Stored data
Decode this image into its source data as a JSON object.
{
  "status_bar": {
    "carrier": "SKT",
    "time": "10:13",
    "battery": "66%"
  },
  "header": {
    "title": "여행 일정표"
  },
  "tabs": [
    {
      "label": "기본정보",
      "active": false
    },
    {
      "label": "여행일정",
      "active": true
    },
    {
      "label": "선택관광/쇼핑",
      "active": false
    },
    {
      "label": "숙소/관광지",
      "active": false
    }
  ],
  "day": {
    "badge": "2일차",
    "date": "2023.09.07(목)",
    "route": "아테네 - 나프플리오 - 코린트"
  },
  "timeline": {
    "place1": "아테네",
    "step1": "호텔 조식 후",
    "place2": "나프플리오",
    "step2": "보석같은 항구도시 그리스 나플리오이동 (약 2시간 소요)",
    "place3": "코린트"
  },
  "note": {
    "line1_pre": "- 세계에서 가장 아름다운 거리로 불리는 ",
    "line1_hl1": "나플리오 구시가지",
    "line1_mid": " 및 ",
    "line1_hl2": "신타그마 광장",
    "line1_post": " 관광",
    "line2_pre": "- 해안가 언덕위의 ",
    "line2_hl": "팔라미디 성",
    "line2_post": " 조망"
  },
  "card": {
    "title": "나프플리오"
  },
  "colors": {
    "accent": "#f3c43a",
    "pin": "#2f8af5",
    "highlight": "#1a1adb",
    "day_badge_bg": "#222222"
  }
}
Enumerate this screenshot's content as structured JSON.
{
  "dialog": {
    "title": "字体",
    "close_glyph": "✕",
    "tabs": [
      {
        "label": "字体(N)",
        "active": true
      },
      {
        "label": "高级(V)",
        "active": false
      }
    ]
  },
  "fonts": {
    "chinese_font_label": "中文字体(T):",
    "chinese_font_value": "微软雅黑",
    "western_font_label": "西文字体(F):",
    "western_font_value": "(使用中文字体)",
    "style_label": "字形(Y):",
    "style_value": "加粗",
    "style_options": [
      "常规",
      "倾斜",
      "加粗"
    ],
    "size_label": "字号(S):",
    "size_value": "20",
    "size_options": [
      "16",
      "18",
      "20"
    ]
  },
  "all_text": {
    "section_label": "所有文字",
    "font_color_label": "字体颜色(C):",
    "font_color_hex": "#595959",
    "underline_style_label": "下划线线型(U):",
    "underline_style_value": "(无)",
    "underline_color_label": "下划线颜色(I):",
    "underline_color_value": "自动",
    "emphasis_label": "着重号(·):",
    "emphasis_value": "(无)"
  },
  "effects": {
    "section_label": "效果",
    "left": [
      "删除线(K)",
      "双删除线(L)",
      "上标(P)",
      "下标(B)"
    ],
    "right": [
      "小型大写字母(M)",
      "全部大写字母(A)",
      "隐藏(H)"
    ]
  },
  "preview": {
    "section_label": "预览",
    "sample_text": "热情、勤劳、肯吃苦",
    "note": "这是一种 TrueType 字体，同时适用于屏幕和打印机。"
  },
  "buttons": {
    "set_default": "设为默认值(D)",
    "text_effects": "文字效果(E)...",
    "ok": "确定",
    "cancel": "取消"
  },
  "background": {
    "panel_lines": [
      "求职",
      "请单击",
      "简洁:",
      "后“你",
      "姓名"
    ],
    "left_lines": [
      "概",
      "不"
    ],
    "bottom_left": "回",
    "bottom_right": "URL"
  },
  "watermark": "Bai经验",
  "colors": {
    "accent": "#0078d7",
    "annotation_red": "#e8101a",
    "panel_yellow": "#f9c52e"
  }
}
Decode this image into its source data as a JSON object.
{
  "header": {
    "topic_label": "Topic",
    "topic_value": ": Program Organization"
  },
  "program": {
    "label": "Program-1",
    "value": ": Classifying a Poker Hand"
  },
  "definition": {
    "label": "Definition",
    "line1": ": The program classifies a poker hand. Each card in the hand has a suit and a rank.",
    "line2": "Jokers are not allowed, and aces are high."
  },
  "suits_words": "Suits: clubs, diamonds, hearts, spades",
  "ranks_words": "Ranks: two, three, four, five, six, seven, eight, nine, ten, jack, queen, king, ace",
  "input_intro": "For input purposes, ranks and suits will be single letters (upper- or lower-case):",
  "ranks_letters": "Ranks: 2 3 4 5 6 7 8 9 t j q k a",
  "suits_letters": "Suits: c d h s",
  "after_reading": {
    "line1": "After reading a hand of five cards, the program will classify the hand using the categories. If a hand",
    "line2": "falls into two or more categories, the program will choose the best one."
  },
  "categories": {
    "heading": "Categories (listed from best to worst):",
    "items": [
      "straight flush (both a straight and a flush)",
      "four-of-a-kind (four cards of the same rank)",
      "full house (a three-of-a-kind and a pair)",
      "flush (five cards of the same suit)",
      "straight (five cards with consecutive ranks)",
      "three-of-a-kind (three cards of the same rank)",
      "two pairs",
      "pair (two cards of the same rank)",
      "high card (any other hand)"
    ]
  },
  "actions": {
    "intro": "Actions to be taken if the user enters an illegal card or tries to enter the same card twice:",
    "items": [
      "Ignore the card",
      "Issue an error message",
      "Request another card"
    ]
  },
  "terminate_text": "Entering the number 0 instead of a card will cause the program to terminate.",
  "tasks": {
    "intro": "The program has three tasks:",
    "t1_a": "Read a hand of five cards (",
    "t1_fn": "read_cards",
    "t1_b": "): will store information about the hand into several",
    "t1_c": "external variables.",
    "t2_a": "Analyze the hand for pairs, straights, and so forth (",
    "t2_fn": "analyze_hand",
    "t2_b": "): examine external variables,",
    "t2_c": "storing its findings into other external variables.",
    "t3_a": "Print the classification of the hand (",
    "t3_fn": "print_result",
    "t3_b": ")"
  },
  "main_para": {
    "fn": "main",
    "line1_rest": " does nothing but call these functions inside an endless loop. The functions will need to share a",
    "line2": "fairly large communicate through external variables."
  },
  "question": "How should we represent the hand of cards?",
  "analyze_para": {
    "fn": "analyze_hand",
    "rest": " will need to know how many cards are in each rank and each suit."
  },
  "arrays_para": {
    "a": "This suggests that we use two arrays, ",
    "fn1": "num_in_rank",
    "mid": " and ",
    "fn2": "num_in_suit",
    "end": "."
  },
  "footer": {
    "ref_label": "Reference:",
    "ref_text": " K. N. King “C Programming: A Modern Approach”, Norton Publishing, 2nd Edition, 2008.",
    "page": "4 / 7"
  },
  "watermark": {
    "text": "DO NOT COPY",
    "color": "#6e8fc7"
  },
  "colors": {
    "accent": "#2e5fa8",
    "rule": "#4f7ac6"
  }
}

PROBLEM
Every entry must be retyped in full, exactly as given.

EXERCISE ANSWER
Decode this image into its source data as a JSON object.
{
  "status_bar": {
    "carrier": "SKT",
    "time": "10:13",
    "battery": "66%"
  },
  "header": {
    "title": "여행 일정표"
  },
  "tabs": [
    {
      "label": "기본정보",
      "active": false
    },
    {
      "label": "여행일정",
      "active": true
    },
    {
      "label": "선택관광/쇼핑",
      "active": false
    },
    {
      "label": "숙소/관광지",
      "active": false
    }
  ],
  "day": {
    "badge": "2일차",
    "date": "2023.09.07(목)",
    "route": "아테네 - 나프플리오 - 코린트"
  },
  "timeline": {
    "place1": "아테네",
    "step1": "호텔 조식 후",
    "place2": "나프플리오",
    "step2": "보석같은 항구도시 그리스 나플리오이동 (약 2시간 소요)",
    "place3": "코린트"
  },
  "note": {
    "line1_pre": "- 세계에서 가장 아름다운 거리로 불리는 ",
    "line1_hl1": "나플리오 구시가지",
    "line1_mid": " 및 ",
    "line1_hl2": "신타그마 광장",
    "line1_post": " 관광",
    "line2_pre": "- 해안가 언덕위의 ",
    "line2_hl": "팔라미디 성",
    "line2_post": " 조망"
  },
  "card": {
    "title": "나프플리오"
  },
  "colors": {
    "accent": "#f3c43a",
    "pin": "#2f8af5",
    "highlight": "#1a1adb",
    "day_badge_bg": "#222222"
  }
}
Enumerate this screenshot's content as structured JSON.
{
  "dialog": {
    "title": "字体",
    "close_glyph": "✕",
    "tabs": [
      {
        "label": "字体(N)",
        "active": true
      },
      {
        "label": "高级(V)",
        "active": false
      }
    ]
  },
  "fonts": {
    "chinese_font_label": "中文字体(T):",
    "chinese_font_value": "微软雅黑",
    "western_font_label": "西文字体(F):",
    "western_font_value": "(使用中文字体)",
    "style_label": "字形(Y):",
    "style_value": "加粗",
    "style_options": [
      "常规",
      "倾斜",
      "加粗"
    ],
    "size_label": "字号(S):",
    "size_value": "20",
    "size_options": [
      "16",
      "18",
      "20"
    ]
  },
  "all_text": {
    "section_label": "所有文字",
    "font_color_label": "字体颜色(C):",
    "font_color_hex": "#595959",
    "underline_style_label": "下划线线型(U):",
    "underline_style_value": "(无)",
    "underline_color_label": "下划线颜色(I):",
    "underline_color_value": "自动",
    "emphasis_label": "着重号(·):",
    "emphasis_value": "(无)"
  },
  "effects": {
    "section_label": "效果",
    "left": [
      "删除线(K)",
      "双删除线(L)",
      "上标(P)",
      "下标(B)"
    ],
    "right": [
      "小型大写字母(M)",
      "全部大写字母(A)",
      "隐藏(H)"
    ]
  },
  "preview": {
    "section_label": "预览",
    "sample_text": "热情、勤劳、肯吃苦",
    "note": "这是一种 TrueType 字体，同时适用于屏幕和打印机。"
  },
  "buttons": {
    "set_default": "设为默认值(D)",
    "text_effects": "文字效果(E)...",
    "ok": "确定",
    "cancel": "取消"
  },
  "background": {
    "panel_lines": [
      "求职",
      "请单击",
      "简洁:",
      "后“你",
      "姓名"
    ],
    "left_lines": [
      "概",
      "不"
    ],
    "bottom_left": "回",
    "bottom_right": "URL"
  },
  "watermark": "Bai经验",
  "colors": {
    "accent": "#0078d7",
    "annotation_red": "#e8101a",
    "panel_yellow": "#f9c52e"
  }
}
Decode this image into its source data as a JSON object.
{
  "header": {
    "topic_label": "Topic",
    "topic_value": ": Program Organization"
  },
  "program": {
    "label": "Program-1",
    "value": ": Classifying a Poker Hand"
  },
  "definition": {
    "label": "Definition",
    "line1": ": The program classifies a poker hand. Each card in the hand has a suit and a rank.",
    "line2": "Jokers are not allowed, and aces are high."
  },
  "suits_words": "Suits: clubs, diamonds, hearts, spades",
  "ranks_words": "Ranks: two, three, four, five, six, seven, eight, nine, ten, jack, queen, king, ace",
  "input_intro": "For input purposes, ranks and suits will be single letters (upper- or lower-case):",
  "ranks_letters": "Ranks: 2 3 4 5 6 7 8 9 t j q k a",
  "suits_letters": "Suits: c d h s",
  "after_reading": {
    "line1": "After reading a hand of five cards, the program will classify the hand using the categories. If a hand",
    "line2": "falls into two or more categories, the program will choose the best one."
  },
  "categories": {
    "heading": "Categories (listed from best to worst):",
    "items": [
      "straight flush (both a straight and a flush)",
      "four-of-a-kind (four cards of the same rank)",
      "full house (a three-of-a-kind and a pair)",
      "flush (five cards of the same suit)",
      "straight (five cards with consecutive ranks)",
      "three-of-a-kind (three cards of the same rank)",
      "two pairs",
      "pair (two cards of the same rank)",
      "high card (any other hand)"
    ]
  },
  "actions": {
    "intro": "Actions to be taken if the user enters an illegal card or tries to enter the same card twice:",
    "items": [
      "Ignore the card",
      "Issue an error message",
      "Request another card"
    ]
  },
  "terminate_text": "Entering the number 0 instead of a card will cause the program to terminate.",
  "tasks": {
    "intro": "The program has three tasks:",
    "t1_a": "Read a hand of five cards (",
    "t1_fn": "read_cards",
    "t1_b": "): will store information about the hand into several",
    "t1_c": "external variables.",
    "t2_a": "Analyze the hand for pairs, straights, and so forth (",
    "t2_fn": "analyze_hand",
    "t2_b": "): examine external variables,",
    "t2_c": "storing its findings into other external variables.",
    "t3_a": "Print the classification of the hand (",
    "t3_fn": "print_result",
    "t3_b": ")"
  },
  "main_para": {
    "fn": "main",
    "line1_rest": " does nothing but call these functions inside an endless loop. The functions will need to share a",
    "line2": "fairly large communicate through external variables."
  },
  "question": "How should we represent the hand of cards?",
  "analyze_para": {
    "fn": "analyze_hand",
    "rest": " will need to know how many cards are in each rank and each suit."
  },
  "arrays_para": {
    "a": "This suggests that we use two arrays, ",
    "fn1": "num_in_rank",
    "mid": " and ",
    "fn2": "num_in_suit",
    "end": "."
  },
  "footer": {
    "ref_label": "Reference:",
    "ref_text": " K. N. King “C Programming: A Modern Approach”, Norton Publishing, 2nd Edition, 2008.",
    "page": "4 / 7"
  },
  "watermark": {
    "text": "DO NOT COPY",
    "color": "#6e8fc7"
  },
  "colors": {
    "accent": "#2e5fa8",
    "rule": "#4f7ac6"
  }
}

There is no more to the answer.